*INSTRUCTIONS TO FOLLOW:*
Copy down every line where the string "Unhealthy" shows up.
::: LISTED ENTRIES
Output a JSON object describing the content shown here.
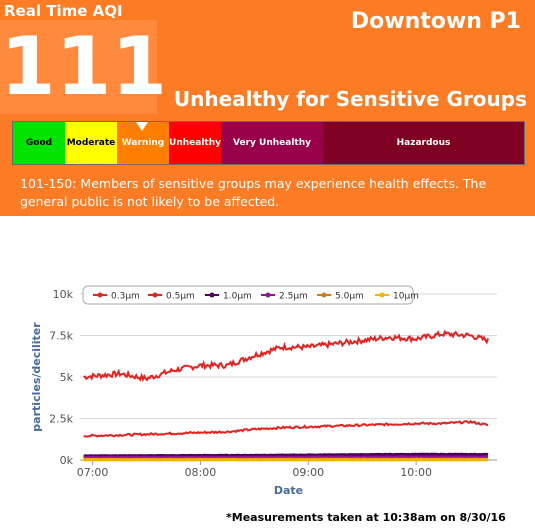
{
  "panel": {
    "realtime_label": "Real Time AQI",
    "aqi_value": "111",
    "station_name": "Downtown P1",
    "category": "Unhealthy for Sensitive Groups",
    "description": "101-150: Members of sensitive groups may experience health effects. The general public is not likely to be affected.",
    "accent_color": "#fb7c24",
    "scale": [
      {
        "label": "Good",
        "color": "#00e400"
      },
      {
        "label": "Moderate",
        "color": "#ffff00"
      },
      {
        "label": "Warning",
        "color": "#ff7e00",
        "text_color": "#ffffff"
      },
      {
        "label": "Unhealthy",
        "color": "#ff0000",
        "text_color": "#ffffff"
      },
      {
        "label": "Very Unhealthy",
        "color": "#99004c",
        "text_color": "#ffffff"
      },
      {
        "label": "Hazardous",
        "color": "#7e0023",
        "text_color": "#ffffff"
      }
    ]
  },
  "footnote": "*Measurements taken at 10:38am on 8/30/16",
  "chart_data": {
    "type": "line",
    "xlabel": "Date",
    "ylabel": "particles/deciliter",
    "x_ticks": [
      "07:00",
      "08:00",
      "09:00",
      "10:00"
    ],
    "y_ticks": [
      "0k",
      "2.5k",
      "5k",
      "7.5k",
      "10k"
    ],
    "ylim": [
      0,
      10000
    ],
    "grid": true,
    "legend_position": "top-left",
    "series": [
      {
        "name": "0.3µm",
        "color": "#e32222",
        "x": [
          "06:55",
          "07:15",
          "07:30",
          "07:45",
          "08:00",
          "08:15",
          "08:30",
          "08:45",
          "09:00",
          "09:15",
          "09:30",
          "09:45",
          "10:00",
          "10:15",
          "10:30",
          "10:40"
        ],
        "y": [
          5000,
          5200,
          4900,
          5400,
          5700,
          5700,
          6300,
          6800,
          6800,
          7000,
          7200,
          7400,
          7300,
          7600,
          7500,
          7200
        ]
      },
      {
        "name": "0.5µm",
        "color": "#e32222",
        "x": [
          "06:55",
          "07:15",
          "07:30",
          "07:45",
          "08:00",
          "08:15",
          "08:30",
          "08:45",
          "09:00",
          "09:15",
          "09:30",
          "09:45",
          "10:00",
          "10:15",
          "10:30",
          "10:40"
        ],
        "y": [
          1450,
          1500,
          1550,
          1600,
          1650,
          1700,
          1850,
          1950,
          2000,
          2050,
          2100,
          2150,
          2200,
          2200,
          2300,
          2100
        ]
      },
      {
        "name": "1.0µm",
        "color": "#4b0056",
        "x": [
          "06:55",
          "07:30",
          "08:00",
          "08:30",
          "09:00",
          "09:30",
          "10:00",
          "10:40"
        ],
        "y": [
          250,
          260,
          270,
          280,
          300,
          320,
          340,
          330
        ]
      },
      {
        "name": "2.5µm",
        "color": "#92129c",
        "x": [
          "06:55",
          "07:30",
          "08:00",
          "08:30",
          "09:00",
          "09:30",
          "10:00",
          "10:40"
        ],
        "y": [
          150,
          160,
          160,
          170,
          170,
          180,
          180,
          180
        ]
      },
      {
        "name": "5.0µm",
        "color": "#d27b0f",
        "x": [
          "06:55",
          "07:30",
          "08:00",
          "08:30",
          "09:00",
          "09:30",
          "10:00",
          "10:40"
        ],
        "y": [
          40,
          40,
          45,
          45,
          50,
          50,
          50,
          50
        ]
      },
      {
        "name": "10µm",
        "color": "#f0b400",
        "x": [
          "06:55",
          "07:30",
          "08:00",
          "08:30",
          "09:00",
          "09:30",
          "10:00",
          "10:40"
        ],
        "y": [
          10,
          10,
          10,
          12,
          12,
          12,
          12,
          12
        ]
      }
    ]
  }
}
::::::
*OUTPUT OF THE EXERCISE:*
    "category": "Unhealthy for Sensitive Groups",
        "label": "Unhealthy",
        "label": "Very Unhealthy",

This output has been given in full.